EXTRACTED RECORDS:
>>>>>
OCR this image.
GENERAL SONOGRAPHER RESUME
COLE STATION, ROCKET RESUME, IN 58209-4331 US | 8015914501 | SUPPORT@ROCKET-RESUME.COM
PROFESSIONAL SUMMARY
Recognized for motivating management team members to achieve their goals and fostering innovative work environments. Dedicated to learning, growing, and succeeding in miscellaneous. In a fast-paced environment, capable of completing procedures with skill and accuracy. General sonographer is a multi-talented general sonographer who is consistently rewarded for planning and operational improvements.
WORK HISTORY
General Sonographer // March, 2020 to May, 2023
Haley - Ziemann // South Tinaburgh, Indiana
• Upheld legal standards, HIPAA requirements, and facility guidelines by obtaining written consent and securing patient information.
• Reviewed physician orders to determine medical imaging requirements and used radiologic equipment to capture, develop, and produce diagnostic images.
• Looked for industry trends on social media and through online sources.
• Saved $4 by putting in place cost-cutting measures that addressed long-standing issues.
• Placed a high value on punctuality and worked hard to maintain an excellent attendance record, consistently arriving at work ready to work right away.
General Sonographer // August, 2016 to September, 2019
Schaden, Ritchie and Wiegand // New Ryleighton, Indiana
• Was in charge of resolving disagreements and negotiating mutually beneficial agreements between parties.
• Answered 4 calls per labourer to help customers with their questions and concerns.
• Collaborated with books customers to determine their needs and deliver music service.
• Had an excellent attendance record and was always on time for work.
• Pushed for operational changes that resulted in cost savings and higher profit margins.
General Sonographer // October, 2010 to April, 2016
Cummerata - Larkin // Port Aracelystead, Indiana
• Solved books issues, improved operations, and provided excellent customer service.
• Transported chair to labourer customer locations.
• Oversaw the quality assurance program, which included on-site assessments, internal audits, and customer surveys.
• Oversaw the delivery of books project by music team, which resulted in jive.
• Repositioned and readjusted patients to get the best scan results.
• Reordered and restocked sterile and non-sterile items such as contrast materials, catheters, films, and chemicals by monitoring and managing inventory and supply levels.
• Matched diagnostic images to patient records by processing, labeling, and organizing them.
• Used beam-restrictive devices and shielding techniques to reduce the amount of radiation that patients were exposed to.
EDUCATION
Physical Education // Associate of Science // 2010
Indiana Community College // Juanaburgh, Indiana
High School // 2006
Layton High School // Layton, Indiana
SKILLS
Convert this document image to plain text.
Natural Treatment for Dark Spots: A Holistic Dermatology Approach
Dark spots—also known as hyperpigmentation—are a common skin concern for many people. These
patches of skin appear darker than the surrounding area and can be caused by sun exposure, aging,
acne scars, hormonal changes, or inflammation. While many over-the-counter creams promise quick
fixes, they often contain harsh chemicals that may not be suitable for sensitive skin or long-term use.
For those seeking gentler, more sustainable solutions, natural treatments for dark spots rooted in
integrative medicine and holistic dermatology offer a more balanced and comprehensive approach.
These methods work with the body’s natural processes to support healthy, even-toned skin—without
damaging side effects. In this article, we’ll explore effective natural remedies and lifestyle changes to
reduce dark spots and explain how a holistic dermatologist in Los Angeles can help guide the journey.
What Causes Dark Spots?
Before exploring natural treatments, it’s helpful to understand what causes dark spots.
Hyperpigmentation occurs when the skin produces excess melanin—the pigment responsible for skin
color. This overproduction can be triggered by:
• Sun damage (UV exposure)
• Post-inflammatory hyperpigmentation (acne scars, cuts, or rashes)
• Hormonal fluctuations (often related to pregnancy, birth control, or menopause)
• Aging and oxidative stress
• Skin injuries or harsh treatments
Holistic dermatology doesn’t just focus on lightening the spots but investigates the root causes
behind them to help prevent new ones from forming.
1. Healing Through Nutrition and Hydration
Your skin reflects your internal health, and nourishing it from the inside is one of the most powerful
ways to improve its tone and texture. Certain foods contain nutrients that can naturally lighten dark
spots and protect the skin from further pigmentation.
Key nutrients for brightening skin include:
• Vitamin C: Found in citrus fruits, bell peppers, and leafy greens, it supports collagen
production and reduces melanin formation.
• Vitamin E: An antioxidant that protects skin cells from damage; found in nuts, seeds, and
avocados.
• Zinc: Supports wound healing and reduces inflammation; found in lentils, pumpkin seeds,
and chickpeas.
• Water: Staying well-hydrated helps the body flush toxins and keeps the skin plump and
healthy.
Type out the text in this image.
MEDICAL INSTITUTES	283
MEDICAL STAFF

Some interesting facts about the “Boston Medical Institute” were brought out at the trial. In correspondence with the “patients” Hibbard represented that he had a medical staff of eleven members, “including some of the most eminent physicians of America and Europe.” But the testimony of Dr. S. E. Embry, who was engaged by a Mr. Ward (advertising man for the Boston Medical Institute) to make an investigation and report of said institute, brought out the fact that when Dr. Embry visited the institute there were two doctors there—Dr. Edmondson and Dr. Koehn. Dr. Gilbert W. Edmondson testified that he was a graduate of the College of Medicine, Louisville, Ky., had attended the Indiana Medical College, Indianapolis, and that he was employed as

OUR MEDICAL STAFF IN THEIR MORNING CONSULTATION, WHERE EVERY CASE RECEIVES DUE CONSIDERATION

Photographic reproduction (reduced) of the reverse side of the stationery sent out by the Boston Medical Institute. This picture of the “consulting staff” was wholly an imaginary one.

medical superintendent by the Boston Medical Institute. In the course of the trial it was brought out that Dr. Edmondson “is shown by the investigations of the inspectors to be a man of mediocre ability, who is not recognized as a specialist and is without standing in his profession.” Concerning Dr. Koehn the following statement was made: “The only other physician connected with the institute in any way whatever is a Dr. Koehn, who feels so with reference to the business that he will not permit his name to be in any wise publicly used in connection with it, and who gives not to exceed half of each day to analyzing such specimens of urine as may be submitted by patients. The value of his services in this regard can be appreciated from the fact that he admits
<<<<<
ASSIGNMENT:
Output all preceding records character for character.

THE COMPLETED TASK:
OCR this image.
GENERAL SONOGRAPHER RESUME
COLE STATION, ROCKET RESUME, IN 58209-4331 US | 8015914501 | SUPPORT@ROCKET-RESUME.COM
PROFESSIONAL SUMMARY
Recognized for motivating management team members to achieve their goals and fostering innovative work environments. Dedicated to learning, growing, and succeeding in miscellaneous. In a fast-paced environment, capable of completing procedures with skill and accuracy. General sonographer is a multi-talented general sonographer who is consistently rewarded for planning and operational improvements.
WORK HISTORY
General Sonographer // March, 2020 to May, 2023
Haley - Ziemann // South Tinaburgh, Indiana
• Upheld legal standards, HIPAA requirements, and facility guidelines by obtaining written consent and securing patient information.
• Reviewed physician orders to determine medical imaging requirements and used radiologic equipment to capture, develop, and produce diagnostic images.
• Looked for industry trends on social media and through online sources.
• Saved $4 by putting in place cost-cutting measures that addressed long-standing issues.
• Placed a high value on punctuality and worked hard to maintain an excellent attendance record, consistently arriving at work ready to work right away.
General Sonographer // August, 2016 to September, 2019
Schaden, Ritchie and Wiegand // New Ryleighton, Indiana
• Was in charge of resolving disagreements and negotiating mutually beneficial agreements between parties.
• Answered 4 calls per labourer to help customers with their questions and concerns.
• Collaborated with books customers to determine their needs and deliver music service.
• Had an excellent attendance record and was always on time for work.
• Pushed for operational changes that resulted in cost savings and higher profit margins.
General Sonographer // October, 2010 to April, 2016
Cummerata - Larkin // Port Aracelystead, Indiana
• Solved books issues, improved operations, and provided excellent customer service.
• Transported chair to labourer customer locations.
• Oversaw the quality assurance program, which included on-site assessments, internal audits, and customer surveys.
• Oversaw the delivery of books project by music team, which resulted in jive.
• Repositioned and readjusted patients to get the best scan results.
• Reordered and restocked sterile and non-sterile items such as contrast materials, catheters, films, and chemicals by monitoring and managing inventory and supply levels.
• Matched diagnostic images to patient records by processing, labeling, and organizing them.
• Used beam-restrictive devices and shielding techniques to reduce the amount of radiation that patients were exposed to.
EDUCATION
Physical Education // Associate of Science // 2010
Indiana Community College // Juanaburgh, Indiana
High School // 2006
Layton High School // Layton, Indiana
SKILLS
Convert this document image to plain text.
Natural Treatment for Dark Spots: A Holistic Dermatology Approach
Dark spots—also known as hyperpigmentation—are a common skin concern for many people. These
patches of skin appear darker than the surrounding area and can be caused by sun exposure, aging,
acne scars, hormonal changes, or inflammation. While many over-the-counter creams promise quick
fixes, they often contain harsh chemicals that may not be suitable for sensitive skin or long-term use.
For those seeking gentler, more sustainable solutions, natural treatments for dark spots rooted in
integrative medicine and holistic dermatology offer a more balanced and comprehensive approach.
These methods work with the body’s natural processes to support healthy, even-toned skin—without
damaging side effects. In this article, we’ll explore effective natural remedies and lifestyle changes to
reduce dark spots and explain how a holistic dermatologist in Los Angeles can help guide the journey.
What Causes Dark Spots?
Before exploring natural treatments, it’s helpful to understand what causes dark spots.
Hyperpigmentation occurs when the skin produces excess melanin—the pigment responsible for skin
color. This overproduction can be triggered by:
• Sun damage (UV exposure)
• Post-inflammatory hyperpigmentation (acne scars, cuts, or rashes)
• Hormonal fluctuations (often related to pregnancy, birth control, or menopause)
• Aging and oxidative stress
• Skin injuries or harsh treatments
Holistic dermatology doesn’t just focus on lightening the spots but investigates the root causes
behind them to help prevent new ones from forming.
1. Healing Through Nutrition and Hydration
Your skin reflects your internal health, and nourishing it from the inside is one of the most powerful
ways to improve its tone and texture. Certain foods contain nutrients that can naturally lighten dark
spots and protect the skin from further pigmentation.
Key nutrients for brightening skin include:
• Vitamin C: Found in citrus fruits, bell peppers, and leafy greens, it supports collagen
production and reduces melanin formation.
• Vitamin E: An antioxidant that protects skin cells from damage; found in nuts, seeds, and
avocados.
• Zinc: Supports wound healing and reduces inflammation; found in lentils, pumpkin seeds,
and chickpeas.
• Water: Staying well-hydrated helps the body flush toxins and keeps the skin plump and
healthy.
Type out the text in this image.
MEDICAL INSTITUTES	283
MEDICAL STAFF

Some interesting facts about the “Boston Medical Institute” were brought out at the trial. In correspondence with the “patients” Hibbard represented that he had a medical staff of eleven members, “including some of the most eminent physicians of America and Europe.” But the testimony of Dr. S. E. Embry, who was engaged by a Mr. Ward (advertising man for the Boston Medical Institute) to make an investigation and report of said institute, brought out the fact that when Dr. Embry visited the institute there were two doctors there—Dr. Edmondson and Dr. Koehn. Dr. Gilbert W. Edmondson testified that he was a graduate of the College of Medicine, Louisville, Ky., had attended the Indiana Medical College, Indianapolis, and that he was employed as

OUR MEDICAL STAFF IN THEIR MORNING CONSULTATION, WHERE EVERY CASE RECEIVES DUE CONSIDERATION

Photographic reproduction (reduced) of the reverse side of the stationery sent out by the Boston Medical Institute. This picture of the “consulting staff” was wholly an imaginary one.

medical superintendent by the Boston Medical Institute. In the course of the trial it was brought out that Dr. Edmondson “is shown by the investigations of the inspectors to be a man of mediocre ability, who is not recognized as a specialist and is without standing in his profession.” Concerning Dr. Koehn the following statement was made: “The only other physician connected with the institute in any way whatever is a Dr. Koehn, who feels so with reference to the business that he will not permit his name to be in any wise publicly used in connection with it, and who gives not to exceed half of each day to analyzing such specimens of urine as may be submitted by patients. The value of his services in this regard can be appreciated from the fact that he admits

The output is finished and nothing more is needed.